Stored data
┏━━
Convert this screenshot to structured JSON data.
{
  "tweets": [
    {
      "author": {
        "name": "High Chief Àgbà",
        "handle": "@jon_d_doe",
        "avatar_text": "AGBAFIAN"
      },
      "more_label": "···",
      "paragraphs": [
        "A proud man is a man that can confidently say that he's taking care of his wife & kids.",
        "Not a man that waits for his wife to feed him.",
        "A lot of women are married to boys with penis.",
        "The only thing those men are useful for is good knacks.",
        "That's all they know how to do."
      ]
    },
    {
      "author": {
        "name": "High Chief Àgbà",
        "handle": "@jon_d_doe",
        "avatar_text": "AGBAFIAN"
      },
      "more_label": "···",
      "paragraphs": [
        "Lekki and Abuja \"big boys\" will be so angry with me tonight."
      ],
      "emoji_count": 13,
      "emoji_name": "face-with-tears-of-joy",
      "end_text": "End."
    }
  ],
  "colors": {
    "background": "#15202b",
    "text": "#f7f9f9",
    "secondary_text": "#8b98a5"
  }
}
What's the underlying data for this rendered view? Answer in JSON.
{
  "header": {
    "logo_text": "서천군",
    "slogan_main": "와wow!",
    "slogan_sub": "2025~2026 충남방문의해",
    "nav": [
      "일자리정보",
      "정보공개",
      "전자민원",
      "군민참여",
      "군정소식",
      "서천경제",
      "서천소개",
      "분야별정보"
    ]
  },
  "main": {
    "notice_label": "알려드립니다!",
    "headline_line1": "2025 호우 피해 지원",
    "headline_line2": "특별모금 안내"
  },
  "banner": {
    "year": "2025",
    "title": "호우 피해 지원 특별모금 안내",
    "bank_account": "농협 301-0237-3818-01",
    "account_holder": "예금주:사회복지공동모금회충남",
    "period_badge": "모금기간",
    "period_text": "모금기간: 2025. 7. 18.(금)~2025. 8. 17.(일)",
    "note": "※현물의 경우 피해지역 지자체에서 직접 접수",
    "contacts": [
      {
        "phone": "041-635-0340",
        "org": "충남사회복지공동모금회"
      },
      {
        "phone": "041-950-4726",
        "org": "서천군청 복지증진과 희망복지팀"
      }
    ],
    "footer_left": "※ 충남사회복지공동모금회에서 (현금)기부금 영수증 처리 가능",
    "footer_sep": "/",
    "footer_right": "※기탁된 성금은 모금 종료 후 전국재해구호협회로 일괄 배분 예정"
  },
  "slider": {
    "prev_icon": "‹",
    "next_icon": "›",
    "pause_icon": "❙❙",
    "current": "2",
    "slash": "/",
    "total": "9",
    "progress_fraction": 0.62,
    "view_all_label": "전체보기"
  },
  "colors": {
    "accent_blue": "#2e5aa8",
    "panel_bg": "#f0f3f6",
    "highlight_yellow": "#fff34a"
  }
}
┗━━
State how many lines of the records above contain the word "특별모금", and give only that number.

# Correct result:
2